• _Work to complete_: Write out every entry exactly as it appears.

[START OF Material to process]

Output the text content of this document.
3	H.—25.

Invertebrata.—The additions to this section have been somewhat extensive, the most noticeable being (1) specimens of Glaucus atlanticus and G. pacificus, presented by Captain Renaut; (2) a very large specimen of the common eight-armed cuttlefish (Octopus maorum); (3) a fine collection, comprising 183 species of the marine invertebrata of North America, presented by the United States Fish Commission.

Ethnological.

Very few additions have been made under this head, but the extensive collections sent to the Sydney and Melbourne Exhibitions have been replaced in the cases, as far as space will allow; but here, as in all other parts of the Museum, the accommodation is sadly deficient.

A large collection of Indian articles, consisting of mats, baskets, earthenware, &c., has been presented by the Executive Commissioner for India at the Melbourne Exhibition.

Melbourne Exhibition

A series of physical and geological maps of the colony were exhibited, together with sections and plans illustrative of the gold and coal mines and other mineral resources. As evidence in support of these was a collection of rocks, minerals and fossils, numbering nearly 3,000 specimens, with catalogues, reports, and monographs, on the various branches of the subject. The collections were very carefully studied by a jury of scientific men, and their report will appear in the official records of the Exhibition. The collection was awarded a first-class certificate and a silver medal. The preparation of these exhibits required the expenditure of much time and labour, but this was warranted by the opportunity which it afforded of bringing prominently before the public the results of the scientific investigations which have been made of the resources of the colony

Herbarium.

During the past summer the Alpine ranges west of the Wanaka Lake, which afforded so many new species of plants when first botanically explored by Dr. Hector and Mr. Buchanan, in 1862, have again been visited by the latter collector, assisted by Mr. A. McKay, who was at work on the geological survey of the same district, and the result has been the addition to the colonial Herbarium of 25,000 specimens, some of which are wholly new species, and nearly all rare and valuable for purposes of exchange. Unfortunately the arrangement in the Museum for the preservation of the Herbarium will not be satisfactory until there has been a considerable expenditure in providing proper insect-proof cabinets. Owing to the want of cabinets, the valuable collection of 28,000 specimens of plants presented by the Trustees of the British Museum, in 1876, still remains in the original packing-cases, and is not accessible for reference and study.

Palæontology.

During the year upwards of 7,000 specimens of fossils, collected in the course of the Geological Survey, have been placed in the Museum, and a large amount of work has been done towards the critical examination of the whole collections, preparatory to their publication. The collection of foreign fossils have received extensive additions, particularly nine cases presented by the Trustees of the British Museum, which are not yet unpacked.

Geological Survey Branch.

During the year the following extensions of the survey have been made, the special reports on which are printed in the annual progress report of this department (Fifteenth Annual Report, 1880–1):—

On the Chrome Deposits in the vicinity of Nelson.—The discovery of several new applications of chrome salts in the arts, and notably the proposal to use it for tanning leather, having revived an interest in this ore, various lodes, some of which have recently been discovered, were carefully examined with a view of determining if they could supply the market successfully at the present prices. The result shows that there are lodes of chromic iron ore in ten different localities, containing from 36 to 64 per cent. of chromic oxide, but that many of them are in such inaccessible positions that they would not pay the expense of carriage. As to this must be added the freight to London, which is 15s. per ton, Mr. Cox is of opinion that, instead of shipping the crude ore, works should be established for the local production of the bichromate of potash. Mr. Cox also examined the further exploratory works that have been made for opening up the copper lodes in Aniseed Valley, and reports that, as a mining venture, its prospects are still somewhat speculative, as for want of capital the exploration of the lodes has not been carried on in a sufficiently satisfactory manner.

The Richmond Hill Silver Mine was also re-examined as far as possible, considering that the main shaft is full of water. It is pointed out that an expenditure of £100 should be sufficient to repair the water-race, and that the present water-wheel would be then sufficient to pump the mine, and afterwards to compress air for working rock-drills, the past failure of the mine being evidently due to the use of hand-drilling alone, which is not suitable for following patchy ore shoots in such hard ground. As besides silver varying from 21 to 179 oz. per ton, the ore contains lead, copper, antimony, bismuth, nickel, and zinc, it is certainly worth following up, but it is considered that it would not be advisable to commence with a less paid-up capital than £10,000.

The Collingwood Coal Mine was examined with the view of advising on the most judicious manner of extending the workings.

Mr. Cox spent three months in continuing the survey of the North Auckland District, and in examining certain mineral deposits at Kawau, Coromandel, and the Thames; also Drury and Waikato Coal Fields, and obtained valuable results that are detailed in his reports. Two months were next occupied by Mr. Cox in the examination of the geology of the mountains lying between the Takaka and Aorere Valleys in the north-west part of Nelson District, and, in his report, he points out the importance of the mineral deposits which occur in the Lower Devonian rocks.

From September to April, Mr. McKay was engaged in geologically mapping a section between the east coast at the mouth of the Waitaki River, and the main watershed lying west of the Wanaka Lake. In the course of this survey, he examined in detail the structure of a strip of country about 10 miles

[END OF Material to process]

• _Final result_:
Output the text content of this document.
3	H.—25.

Invertebrata.—The additions to this section have been somewhat extensive, the most noticeable being (1) specimens of Glaucus atlanticus and G. pacificus, presented by Captain Renaut; (2) a very large specimen of the common eight-armed cuttlefish (Octopus maorum); (3) a fine collection, comprising 183 species of the marine invertebrata of North America, presented by the United States Fish Commission.

Ethnological.

Very few additions have been made under this head, but the extensive collections sent to the Sydney and Melbourne Exhibitions have been replaced in the cases, as far as space will allow; but here, as in all other parts of the Museum, the accommodation is sadly deficient.

A large collection of Indian articles, consisting of mats, baskets, earthenware, &c., has been presented by the Executive Commissioner for India at the Melbourne Exhibition.

Melbourne Exhibition

A series of physical and geological maps of the colony were exhibited, together with sections and plans illustrative of the gold and coal mines and other mineral resources. As evidence in support of these was a collection of rocks, minerals and fossils, numbering nearly 3,000 specimens, with catalogues, reports, and monographs, on the various branches of the subject. The collections were very carefully studied by a jury of scientific men, and their report will appear in the official records of the Exhibition. The collection was awarded a first-class certificate and a silver medal. The preparation of these exhibits required the expenditure of much time and labour, but this was warranted by the opportunity which it afforded of bringing prominently before the public the results of the scientific investigations which have been made of the resources of the colony

Herbarium.

During the past summer the Alpine ranges west of the Wanaka Lake, which afforded so many new species of plants when first botanically explored by Dr. Hector and Mr. Buchanan, in 1862, have again been visited by the latter collector, assisted by Mr. A. McKay, who was at work on the geological survey of the same district, and the result has been the addition to the colonial Herbarium of 25,000 specimens, some of which are wholly new species, and nearly all rare and valuable for purposes of exchange. Unfortunately the arrangement in the Museum for the preservation of the Herbarium will not be satisfactory until there has been a considerable expenditure in providing proper insect-proof cabinets. Owing to the want of cabinets, the valuable collection of 28,000 specimens of plants presented by the Trustees of the British Museum, in 1876, still remains in the original packing-cases, and is not accessible for reference and study.

Palæontology.

During the year upwards of 7,000 specimens of fossils, collected in the course of the Geological Survey, have been placed in the Museum, and a large amount of work has been done towards the critical examination of the whole collections, preparatory to their publication. The collection of foreign fossils have received extensive additions, particularly nine cases presented by the Trustees of the British Museum, which are not yet unpacked.

Geological Survey Branch.

During the year the following extensions of the survey have been made, the special reports on which are printed in the annual progress report of this department (Fifteenth Annual Report, 1880–1):—

On the Chrome Deposits in the vicinity of Nelson.—The discovery of several new applications of chrome salts in the arts, and notably the proposal to use it for tanning leather, having revived an interest in this ore, various lodes, some of which have recently been discovered, were carefully examined with a view of determining if they could supply the market successfully at the present prices. The result shows that there are lodes of chromic iron ore in ten different localities, containing from 36 to 64 per cent. of chromic oxide, but that many of them are in such inaccessible positions that they would not pay the expense of carriage. As to this must be added the freight to London, which is 15s. per ton, Mr. Cox is of opinion that, instead of shipping the crude ore, works should be established for the local production of the bichromate of potash. Mr. Cox also examined the further exploratory works that have been made for opening up the copper lodes in Aniseed Valley, and reports that, as a mining venture, its prospects are still somewhat speculative, as for want of capital the exploration of the lodes has not been carried on in a sufficiently satisfactory manner.

The Richmond Hill Silver Mine was also re-examined as far as possible, considering that the main shaft is full of water. It is pointed out that an expenditure of £100 should be sufficient to repair the water-race, and that the present water-wheel would be then sufficient to pump the mine, and afterwards to compress air for working rock-drills, the past failure of the mine being evidently due to the use of hand-drilling alone, which is not suitable for following patchy ore shoots in such hard ground. As besides silver varying from 21 to 179 oz. per ton, the ore contains lead, copper, antimony, bismuth, nickel, and zinc, it is certainly worth following up, but it is considered that it would not be advisable to commence with a less paid-up capital than £10,000.

The Collingwood Coal Mine was examined with the view of advising on the most judicious manner of extending the workings.

Mr. Cox spent three months in continuing the survey of the North Auckland District, and in examining certain mineral deposits at Kawau, Coromandel, and the Thames; also Drury and Waikato Coal Fields, and obtained valuable results that are detailed in his reports. Two months were next occupied by Mr. Cox in the examination of the geology of the mountains lying between the Takaka and Aorere Valleys in the north-west part of Nelson District, and, in his report, he points out the importance of the mineral deposits which occur in the Lower Devonian rocks.

From September to April, Mr. McKay was engaged in geologically mapping a section between the east coast at the mouth of the Waitaki River, and the main watershed lying west of the Wanaka Lake. In the course of this survey, he examined in detail the structure of a strip of country about 10 miles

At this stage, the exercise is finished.